[Auszug]
"""

Das Notfallzentrum für Erwachsene des Inselspitals zählte im vergangenen zweiten Halbjahr 21‘795 Patienten. Rund die Hälfte waren Selbsteinweiser. Häufigste Diagnosen: Unfallverletzungen.
Im Notfallzentrum für Kinder und Jugendliche des Inselspitals
wurden zudem laut der Mitteilung 10‘586 Notfälle behandelt, wovon zwei Drittel Selbsteinweiser. Häufigste Notfall-Diagnose: Hirnerschütterungen, Fieber und Rissquetschwunden.

"""

[Angaben zur Aufgabe] Setze den Auszug über die Notfallzentren des Inselspitals im selben Stil nach seinem letzten Satz fort. Die Einträge sind eigenständiges Material und haben mit dem Auszug über die Notfallzentren des Inselspitals nichts zu tun.

[Gezeigtes Material]
"""

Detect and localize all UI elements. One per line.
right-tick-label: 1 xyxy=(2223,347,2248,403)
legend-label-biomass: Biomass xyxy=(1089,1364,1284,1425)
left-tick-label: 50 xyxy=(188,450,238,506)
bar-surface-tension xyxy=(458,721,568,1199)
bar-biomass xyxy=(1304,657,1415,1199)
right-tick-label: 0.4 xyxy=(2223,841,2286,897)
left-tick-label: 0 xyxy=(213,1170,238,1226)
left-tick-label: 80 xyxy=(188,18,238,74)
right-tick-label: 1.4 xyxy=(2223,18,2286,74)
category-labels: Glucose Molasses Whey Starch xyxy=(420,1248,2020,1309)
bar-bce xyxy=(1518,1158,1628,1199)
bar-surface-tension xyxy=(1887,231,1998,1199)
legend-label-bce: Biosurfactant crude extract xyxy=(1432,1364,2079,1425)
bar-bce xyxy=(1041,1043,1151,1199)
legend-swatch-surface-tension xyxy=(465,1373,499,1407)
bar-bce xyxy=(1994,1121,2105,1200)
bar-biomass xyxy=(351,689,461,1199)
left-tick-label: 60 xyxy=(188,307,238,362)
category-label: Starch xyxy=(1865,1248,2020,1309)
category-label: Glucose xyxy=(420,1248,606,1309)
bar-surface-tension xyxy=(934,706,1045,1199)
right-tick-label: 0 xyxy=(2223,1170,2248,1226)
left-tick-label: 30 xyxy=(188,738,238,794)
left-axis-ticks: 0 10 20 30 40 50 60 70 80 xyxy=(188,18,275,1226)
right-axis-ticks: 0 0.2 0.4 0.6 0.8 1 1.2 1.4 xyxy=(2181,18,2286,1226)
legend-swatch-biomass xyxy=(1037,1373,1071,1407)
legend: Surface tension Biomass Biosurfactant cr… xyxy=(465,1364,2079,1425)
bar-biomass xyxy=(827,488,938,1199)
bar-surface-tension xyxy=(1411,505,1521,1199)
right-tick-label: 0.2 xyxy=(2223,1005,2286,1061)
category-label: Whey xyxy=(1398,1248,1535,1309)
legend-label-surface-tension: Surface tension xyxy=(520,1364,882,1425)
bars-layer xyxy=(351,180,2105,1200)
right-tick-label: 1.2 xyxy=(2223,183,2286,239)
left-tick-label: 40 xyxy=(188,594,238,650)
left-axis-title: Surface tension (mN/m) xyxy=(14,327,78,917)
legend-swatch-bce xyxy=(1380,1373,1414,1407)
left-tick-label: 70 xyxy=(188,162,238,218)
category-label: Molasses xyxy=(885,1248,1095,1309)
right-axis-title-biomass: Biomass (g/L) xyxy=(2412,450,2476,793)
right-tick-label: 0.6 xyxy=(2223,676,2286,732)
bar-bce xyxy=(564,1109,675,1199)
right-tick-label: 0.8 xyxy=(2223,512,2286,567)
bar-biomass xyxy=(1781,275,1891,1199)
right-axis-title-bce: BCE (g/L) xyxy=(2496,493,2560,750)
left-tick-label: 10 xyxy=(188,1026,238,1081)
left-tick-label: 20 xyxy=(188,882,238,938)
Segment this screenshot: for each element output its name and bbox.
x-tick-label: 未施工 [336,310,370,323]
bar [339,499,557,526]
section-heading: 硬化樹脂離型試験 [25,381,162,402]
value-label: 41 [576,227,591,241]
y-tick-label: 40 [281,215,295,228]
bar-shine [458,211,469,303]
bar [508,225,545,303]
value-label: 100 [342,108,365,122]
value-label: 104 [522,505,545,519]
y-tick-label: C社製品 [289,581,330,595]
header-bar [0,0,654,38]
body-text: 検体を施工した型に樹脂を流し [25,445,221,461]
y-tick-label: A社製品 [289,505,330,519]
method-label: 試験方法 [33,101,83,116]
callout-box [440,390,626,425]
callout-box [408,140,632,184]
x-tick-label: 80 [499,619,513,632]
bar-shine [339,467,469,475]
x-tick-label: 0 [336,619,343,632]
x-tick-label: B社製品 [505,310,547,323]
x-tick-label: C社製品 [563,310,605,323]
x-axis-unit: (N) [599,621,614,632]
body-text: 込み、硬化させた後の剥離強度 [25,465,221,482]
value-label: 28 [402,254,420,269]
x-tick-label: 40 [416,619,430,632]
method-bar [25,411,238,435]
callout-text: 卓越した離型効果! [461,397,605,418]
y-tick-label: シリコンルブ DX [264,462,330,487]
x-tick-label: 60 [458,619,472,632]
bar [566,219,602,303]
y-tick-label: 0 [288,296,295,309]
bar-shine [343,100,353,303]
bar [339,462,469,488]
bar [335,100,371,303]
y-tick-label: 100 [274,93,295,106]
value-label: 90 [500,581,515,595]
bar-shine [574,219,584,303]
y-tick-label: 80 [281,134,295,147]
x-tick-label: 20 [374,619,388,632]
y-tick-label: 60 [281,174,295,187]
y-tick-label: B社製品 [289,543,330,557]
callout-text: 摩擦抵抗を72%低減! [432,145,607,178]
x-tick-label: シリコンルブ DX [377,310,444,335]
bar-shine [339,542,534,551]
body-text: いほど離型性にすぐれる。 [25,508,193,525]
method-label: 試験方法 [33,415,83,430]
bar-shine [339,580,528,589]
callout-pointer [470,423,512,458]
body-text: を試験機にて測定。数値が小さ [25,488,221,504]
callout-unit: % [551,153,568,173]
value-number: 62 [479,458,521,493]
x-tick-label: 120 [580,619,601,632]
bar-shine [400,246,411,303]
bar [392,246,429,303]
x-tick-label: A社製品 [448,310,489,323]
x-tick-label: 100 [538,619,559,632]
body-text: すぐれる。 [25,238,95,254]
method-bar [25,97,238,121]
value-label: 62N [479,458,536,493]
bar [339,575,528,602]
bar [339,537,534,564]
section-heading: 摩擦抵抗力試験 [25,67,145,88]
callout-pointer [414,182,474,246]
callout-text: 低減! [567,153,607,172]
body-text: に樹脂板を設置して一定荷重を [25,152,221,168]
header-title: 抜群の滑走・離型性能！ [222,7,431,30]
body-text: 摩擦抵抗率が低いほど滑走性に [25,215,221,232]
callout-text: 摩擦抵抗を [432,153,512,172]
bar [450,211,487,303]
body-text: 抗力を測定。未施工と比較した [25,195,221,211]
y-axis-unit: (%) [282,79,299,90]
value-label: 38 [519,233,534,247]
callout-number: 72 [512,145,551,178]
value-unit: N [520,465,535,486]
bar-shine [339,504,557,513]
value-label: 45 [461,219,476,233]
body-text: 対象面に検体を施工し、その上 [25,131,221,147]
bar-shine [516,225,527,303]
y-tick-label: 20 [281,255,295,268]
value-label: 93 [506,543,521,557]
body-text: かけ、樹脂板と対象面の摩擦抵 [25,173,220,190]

"""

[Ergebnis der Aufgabe]
Die Anzahl der Notfälle im zweiten Halbjahr 2015 ist gegenüber dem ersten Halbjahr 2015 damit um insgesamt etwa 10'000 Fälle zurückgegangen. Die weiteren Zahlen:
- Stadtspital Tiefenau behandelte 4'736 Notfälle, mehr als doppelt so viel wie im ersten Halbjahr. Am häufigsten: Harnwegsinfektionen und Herzinsuffizienz.
- Aarberg, Münsingen und Riggisberg verzeichneten 10‘451 Notfälle – mehrheitlich Selbsteinweiser. Die häufigsten Diagnosen: Herzinsuffizienz und Hirnerschütterung, Herzrhythmusstörung/Kollaps oder Harnwegsinfektion.